— start PROVIDED MATERIAL —

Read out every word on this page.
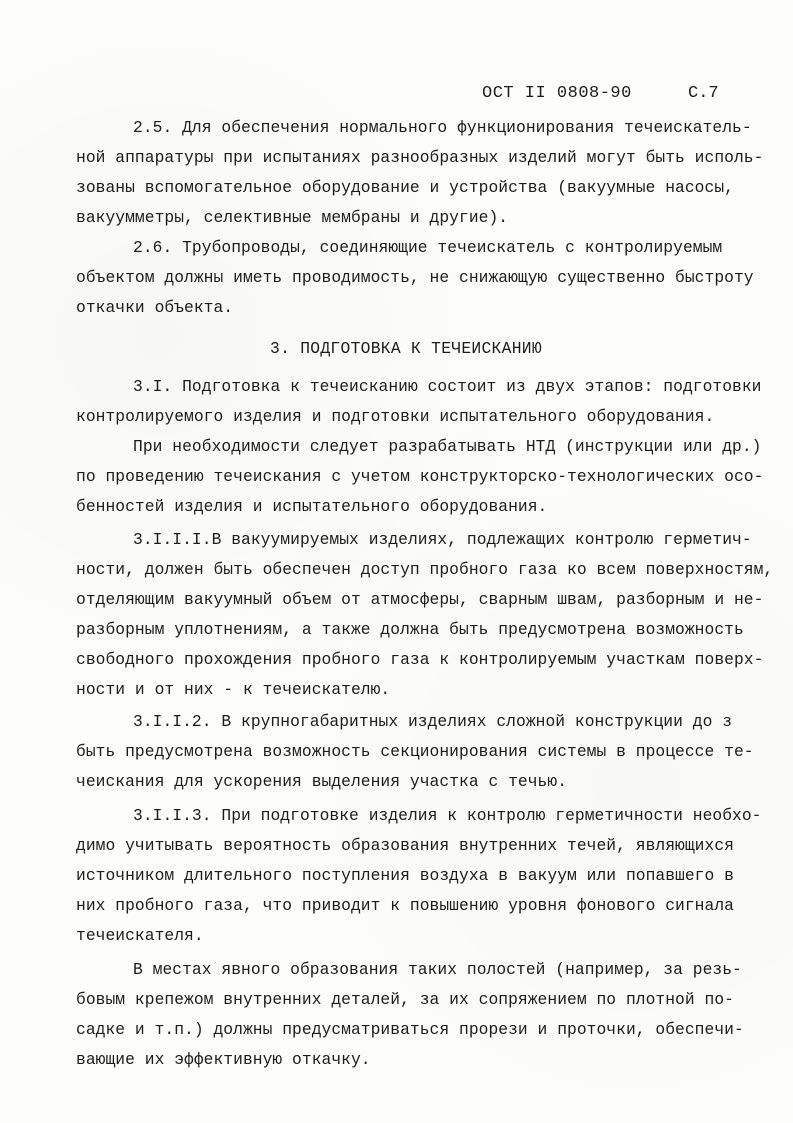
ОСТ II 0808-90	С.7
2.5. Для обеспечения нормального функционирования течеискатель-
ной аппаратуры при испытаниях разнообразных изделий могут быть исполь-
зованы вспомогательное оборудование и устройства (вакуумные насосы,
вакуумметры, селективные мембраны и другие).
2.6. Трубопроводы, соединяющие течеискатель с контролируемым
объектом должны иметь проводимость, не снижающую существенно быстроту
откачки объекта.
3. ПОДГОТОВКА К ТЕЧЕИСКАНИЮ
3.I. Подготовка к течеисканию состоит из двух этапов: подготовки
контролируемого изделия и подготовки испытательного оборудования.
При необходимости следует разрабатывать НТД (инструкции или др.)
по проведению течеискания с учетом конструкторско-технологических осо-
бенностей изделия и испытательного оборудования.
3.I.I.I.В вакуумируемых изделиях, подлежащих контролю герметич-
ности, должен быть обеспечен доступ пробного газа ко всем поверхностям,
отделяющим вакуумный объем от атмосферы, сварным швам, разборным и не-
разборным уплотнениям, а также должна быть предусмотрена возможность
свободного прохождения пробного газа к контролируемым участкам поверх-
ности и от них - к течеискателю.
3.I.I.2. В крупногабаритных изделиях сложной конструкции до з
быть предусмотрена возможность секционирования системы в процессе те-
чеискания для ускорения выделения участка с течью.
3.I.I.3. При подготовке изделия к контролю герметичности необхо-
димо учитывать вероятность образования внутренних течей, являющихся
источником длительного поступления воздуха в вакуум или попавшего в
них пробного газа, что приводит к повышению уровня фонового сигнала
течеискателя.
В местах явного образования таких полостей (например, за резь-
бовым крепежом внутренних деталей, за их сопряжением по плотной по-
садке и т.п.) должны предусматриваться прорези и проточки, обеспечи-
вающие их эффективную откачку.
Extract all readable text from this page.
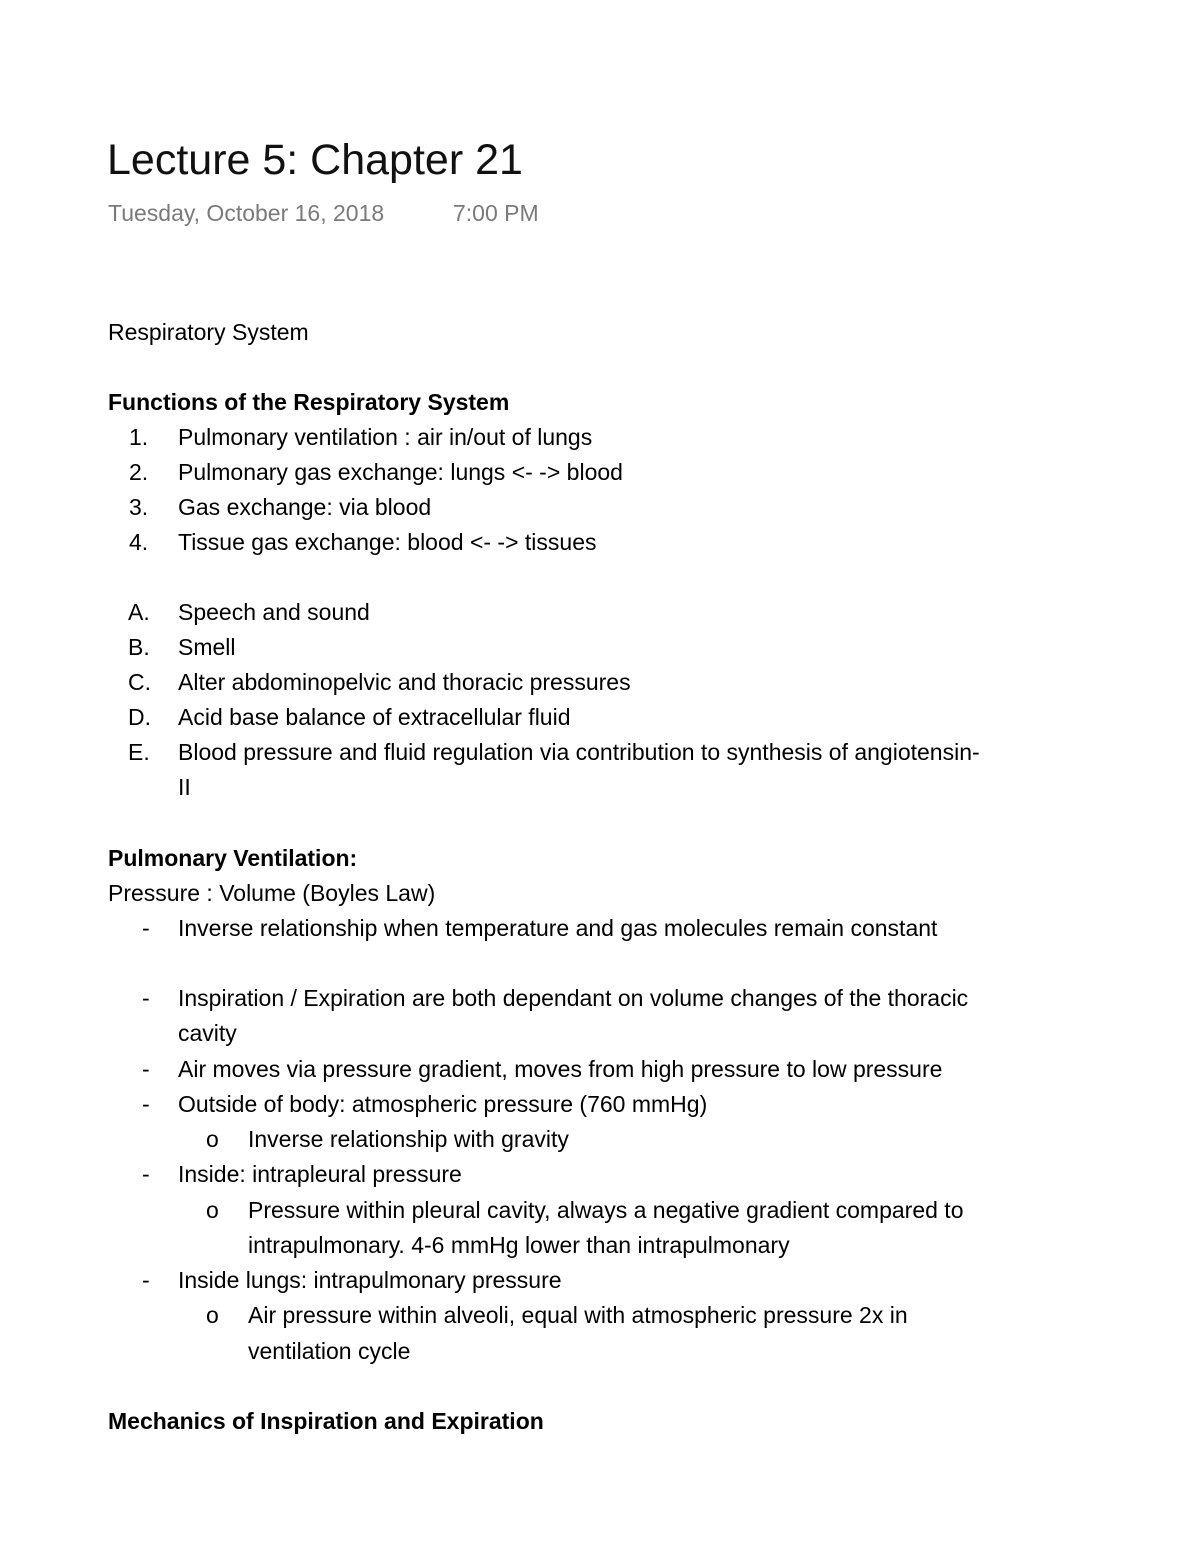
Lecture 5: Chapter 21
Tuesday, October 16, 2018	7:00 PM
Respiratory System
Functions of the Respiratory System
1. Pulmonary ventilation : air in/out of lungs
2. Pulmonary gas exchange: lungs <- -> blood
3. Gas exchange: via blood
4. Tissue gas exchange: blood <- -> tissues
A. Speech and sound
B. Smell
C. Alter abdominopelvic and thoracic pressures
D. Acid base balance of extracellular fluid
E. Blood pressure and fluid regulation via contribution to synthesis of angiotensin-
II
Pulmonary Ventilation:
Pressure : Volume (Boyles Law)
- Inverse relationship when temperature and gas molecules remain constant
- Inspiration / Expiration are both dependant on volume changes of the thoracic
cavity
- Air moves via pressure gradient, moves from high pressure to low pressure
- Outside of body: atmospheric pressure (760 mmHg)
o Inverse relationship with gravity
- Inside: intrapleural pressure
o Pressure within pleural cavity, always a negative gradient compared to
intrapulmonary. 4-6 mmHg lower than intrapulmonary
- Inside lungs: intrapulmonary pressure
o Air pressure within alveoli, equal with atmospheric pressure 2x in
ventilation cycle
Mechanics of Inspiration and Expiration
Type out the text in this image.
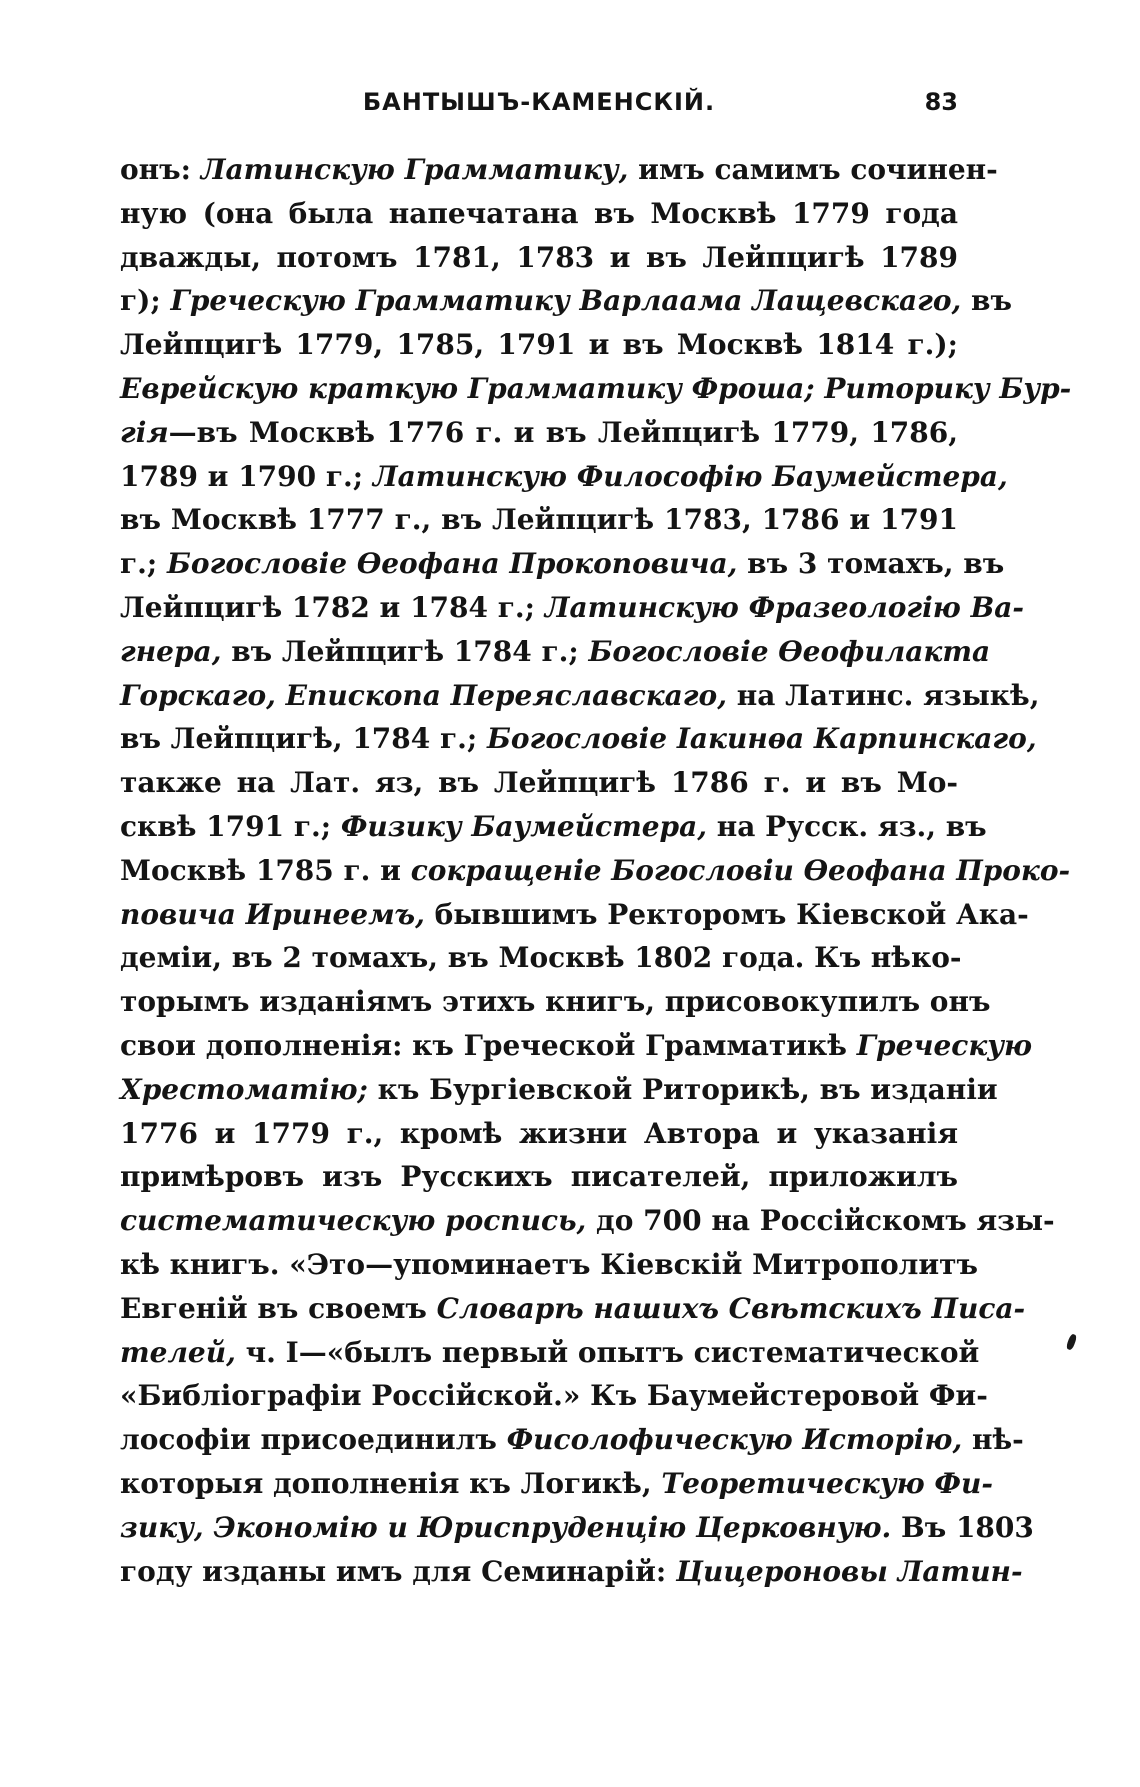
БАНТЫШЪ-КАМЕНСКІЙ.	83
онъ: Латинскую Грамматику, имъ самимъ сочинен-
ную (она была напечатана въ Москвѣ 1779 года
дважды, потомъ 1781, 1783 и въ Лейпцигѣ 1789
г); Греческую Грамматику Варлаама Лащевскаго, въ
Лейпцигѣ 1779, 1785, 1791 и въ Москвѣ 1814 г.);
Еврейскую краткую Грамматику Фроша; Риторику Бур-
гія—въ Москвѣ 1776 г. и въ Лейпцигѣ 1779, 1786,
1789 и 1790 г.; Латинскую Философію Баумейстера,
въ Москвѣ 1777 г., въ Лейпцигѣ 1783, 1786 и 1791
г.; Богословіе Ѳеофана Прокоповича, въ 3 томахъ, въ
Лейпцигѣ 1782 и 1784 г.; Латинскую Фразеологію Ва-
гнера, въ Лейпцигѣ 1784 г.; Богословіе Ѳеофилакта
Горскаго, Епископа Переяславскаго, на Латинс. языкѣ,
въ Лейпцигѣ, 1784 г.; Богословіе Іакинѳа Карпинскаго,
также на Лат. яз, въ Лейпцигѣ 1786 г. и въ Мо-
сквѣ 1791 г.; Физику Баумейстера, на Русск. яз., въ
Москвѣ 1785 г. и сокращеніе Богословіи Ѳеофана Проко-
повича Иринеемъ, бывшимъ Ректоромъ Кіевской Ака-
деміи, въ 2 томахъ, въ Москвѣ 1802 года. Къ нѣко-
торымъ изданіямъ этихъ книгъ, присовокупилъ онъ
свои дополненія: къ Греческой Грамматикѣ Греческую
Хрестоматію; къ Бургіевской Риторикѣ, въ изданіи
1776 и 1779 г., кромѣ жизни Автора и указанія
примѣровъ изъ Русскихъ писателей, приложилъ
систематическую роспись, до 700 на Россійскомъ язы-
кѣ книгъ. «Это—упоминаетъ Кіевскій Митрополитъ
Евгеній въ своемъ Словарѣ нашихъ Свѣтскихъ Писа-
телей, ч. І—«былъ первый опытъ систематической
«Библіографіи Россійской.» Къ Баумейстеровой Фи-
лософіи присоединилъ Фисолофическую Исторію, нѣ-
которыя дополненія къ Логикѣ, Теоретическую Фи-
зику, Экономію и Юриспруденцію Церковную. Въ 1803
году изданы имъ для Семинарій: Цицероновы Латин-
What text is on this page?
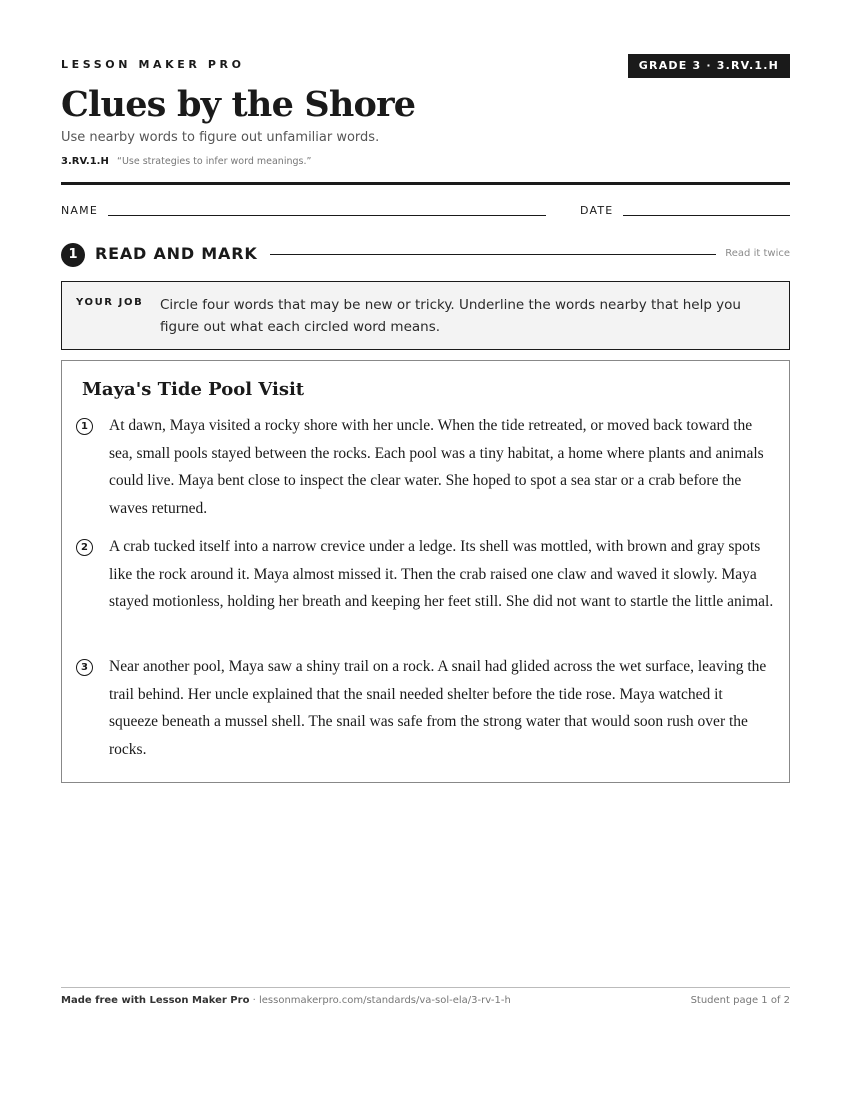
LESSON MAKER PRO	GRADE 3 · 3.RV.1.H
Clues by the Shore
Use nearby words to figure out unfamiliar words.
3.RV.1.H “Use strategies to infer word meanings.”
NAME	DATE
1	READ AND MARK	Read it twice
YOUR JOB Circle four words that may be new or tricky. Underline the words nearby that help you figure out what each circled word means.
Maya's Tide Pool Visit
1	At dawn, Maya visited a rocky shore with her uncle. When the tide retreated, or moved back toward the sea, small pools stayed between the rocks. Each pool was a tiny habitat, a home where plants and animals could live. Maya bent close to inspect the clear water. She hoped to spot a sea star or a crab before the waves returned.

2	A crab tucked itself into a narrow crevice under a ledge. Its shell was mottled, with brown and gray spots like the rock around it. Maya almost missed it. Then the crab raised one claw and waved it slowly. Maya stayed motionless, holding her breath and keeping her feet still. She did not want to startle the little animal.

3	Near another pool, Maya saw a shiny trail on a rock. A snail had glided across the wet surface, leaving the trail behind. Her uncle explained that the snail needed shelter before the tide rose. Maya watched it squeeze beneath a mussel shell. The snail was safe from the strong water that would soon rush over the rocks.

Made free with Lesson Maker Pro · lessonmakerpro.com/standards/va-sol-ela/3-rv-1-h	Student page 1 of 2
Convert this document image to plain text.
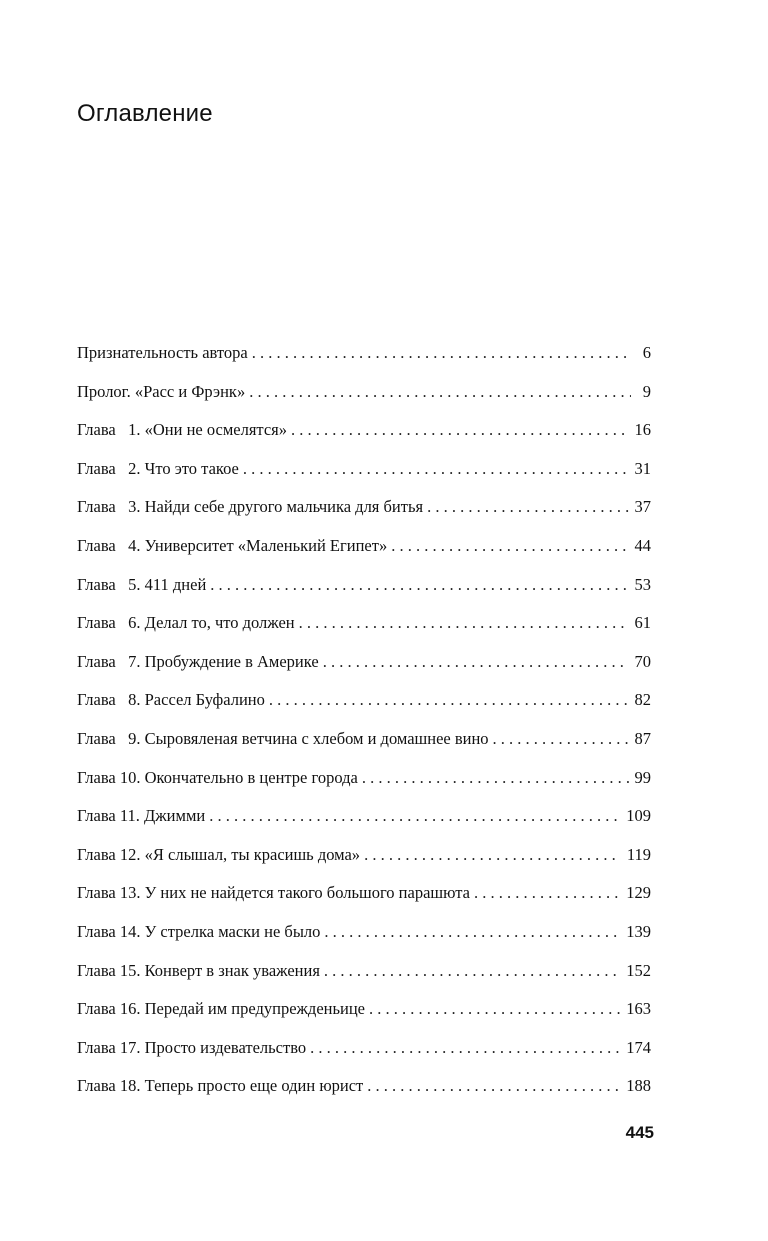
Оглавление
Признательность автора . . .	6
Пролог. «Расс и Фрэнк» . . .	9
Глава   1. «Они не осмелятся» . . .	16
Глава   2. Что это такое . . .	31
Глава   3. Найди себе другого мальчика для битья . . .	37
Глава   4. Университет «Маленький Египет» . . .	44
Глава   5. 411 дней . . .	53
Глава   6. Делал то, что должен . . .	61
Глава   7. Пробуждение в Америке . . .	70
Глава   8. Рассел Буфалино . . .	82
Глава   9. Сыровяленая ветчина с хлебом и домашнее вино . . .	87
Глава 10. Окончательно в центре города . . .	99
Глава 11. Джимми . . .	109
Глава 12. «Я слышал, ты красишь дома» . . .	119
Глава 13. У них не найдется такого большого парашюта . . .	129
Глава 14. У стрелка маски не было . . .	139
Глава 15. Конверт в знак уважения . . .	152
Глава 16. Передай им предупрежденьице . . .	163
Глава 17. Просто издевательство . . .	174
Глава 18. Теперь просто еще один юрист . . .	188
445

— end PROVIDED MATERIAL —

Locate the word "intrapulmonary" in the records above, and return each line that has it.

intrapulmonary. 4-6 mmHg lower than intrapulmonary
- Inside lungs: intrapulmonary pressure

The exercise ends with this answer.